PROMPT →
Pull each line containing "structure" out of the data and copy it.
— start DATA SHOWN —
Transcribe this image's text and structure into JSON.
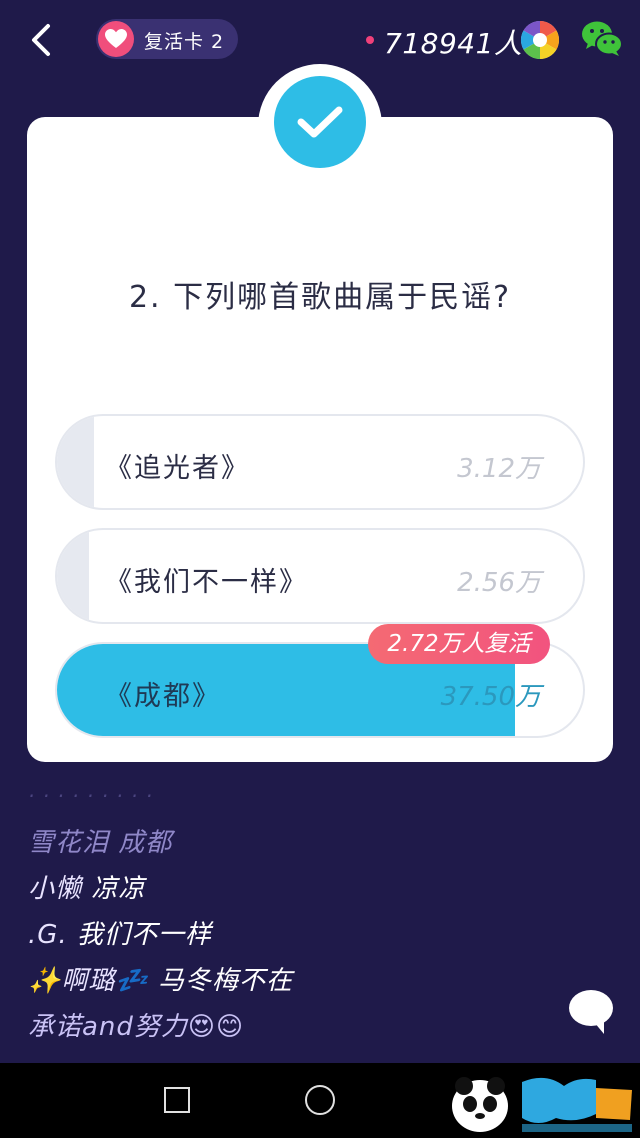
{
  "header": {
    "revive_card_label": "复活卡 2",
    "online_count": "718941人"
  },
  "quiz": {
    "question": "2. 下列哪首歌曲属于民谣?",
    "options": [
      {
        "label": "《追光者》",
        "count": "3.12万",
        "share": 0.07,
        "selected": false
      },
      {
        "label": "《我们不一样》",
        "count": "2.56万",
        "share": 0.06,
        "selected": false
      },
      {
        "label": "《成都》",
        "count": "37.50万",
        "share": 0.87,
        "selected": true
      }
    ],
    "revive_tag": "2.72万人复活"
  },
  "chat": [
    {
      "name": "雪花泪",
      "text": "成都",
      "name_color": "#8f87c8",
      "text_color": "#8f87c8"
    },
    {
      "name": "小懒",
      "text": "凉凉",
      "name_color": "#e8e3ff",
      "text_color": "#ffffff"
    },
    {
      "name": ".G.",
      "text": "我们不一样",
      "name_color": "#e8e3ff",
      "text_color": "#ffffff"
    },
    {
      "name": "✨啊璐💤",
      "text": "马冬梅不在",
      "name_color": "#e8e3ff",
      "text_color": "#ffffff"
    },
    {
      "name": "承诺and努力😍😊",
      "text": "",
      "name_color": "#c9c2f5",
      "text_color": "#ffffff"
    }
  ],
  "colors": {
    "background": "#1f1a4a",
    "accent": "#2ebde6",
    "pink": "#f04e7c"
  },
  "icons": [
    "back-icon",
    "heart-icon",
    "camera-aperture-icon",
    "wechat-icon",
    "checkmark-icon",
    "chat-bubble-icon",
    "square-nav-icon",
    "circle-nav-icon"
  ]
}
— end DATA SHOWN —
— start DATA SHOWN —
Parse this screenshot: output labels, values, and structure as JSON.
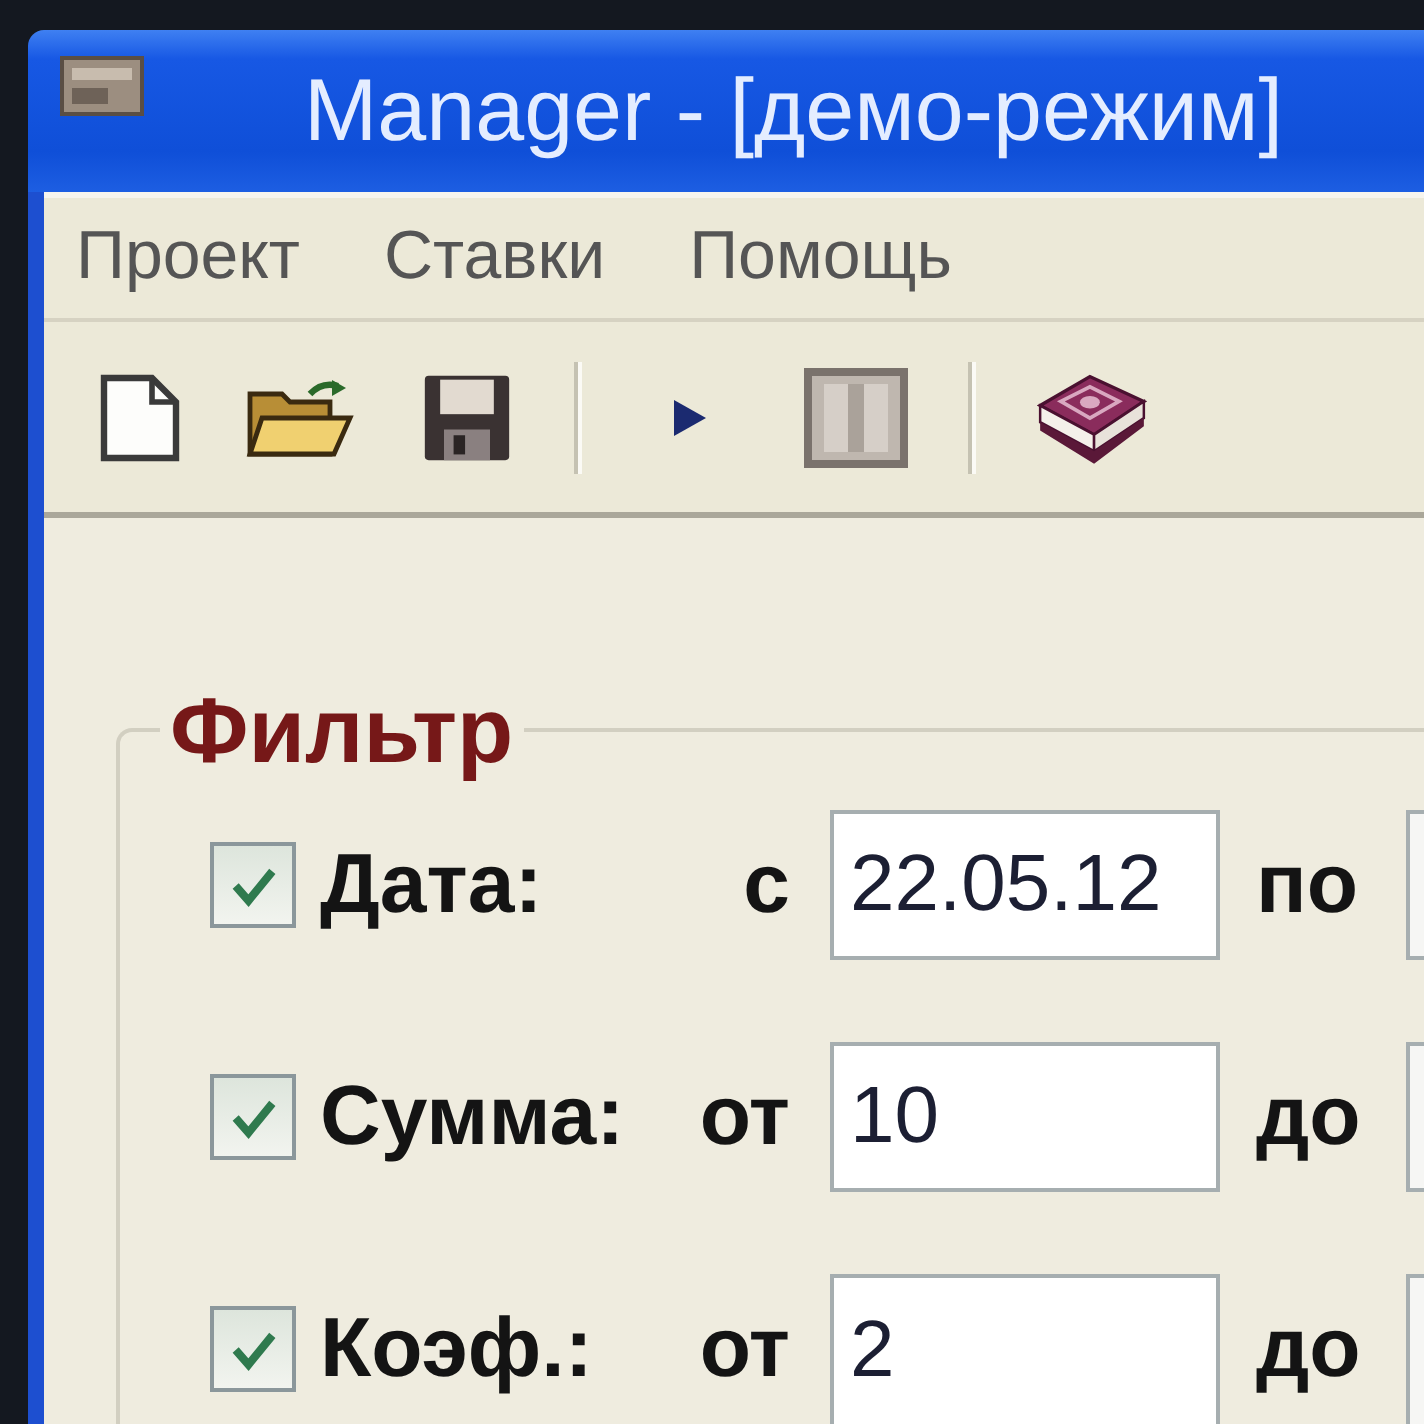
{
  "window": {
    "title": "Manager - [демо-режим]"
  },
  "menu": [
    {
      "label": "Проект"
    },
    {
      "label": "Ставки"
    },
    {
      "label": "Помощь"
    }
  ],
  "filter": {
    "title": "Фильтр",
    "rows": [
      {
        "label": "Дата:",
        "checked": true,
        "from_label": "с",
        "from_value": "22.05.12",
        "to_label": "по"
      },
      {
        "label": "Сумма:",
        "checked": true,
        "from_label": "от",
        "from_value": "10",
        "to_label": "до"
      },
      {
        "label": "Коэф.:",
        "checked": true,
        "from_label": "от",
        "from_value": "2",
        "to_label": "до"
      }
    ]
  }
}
— end DATA SHOWN —
OUTPUT OF THE TASK →
Transcribe this image's text and structure into JSON.
Parse this screenshot: output labels, values, and structure as JSON.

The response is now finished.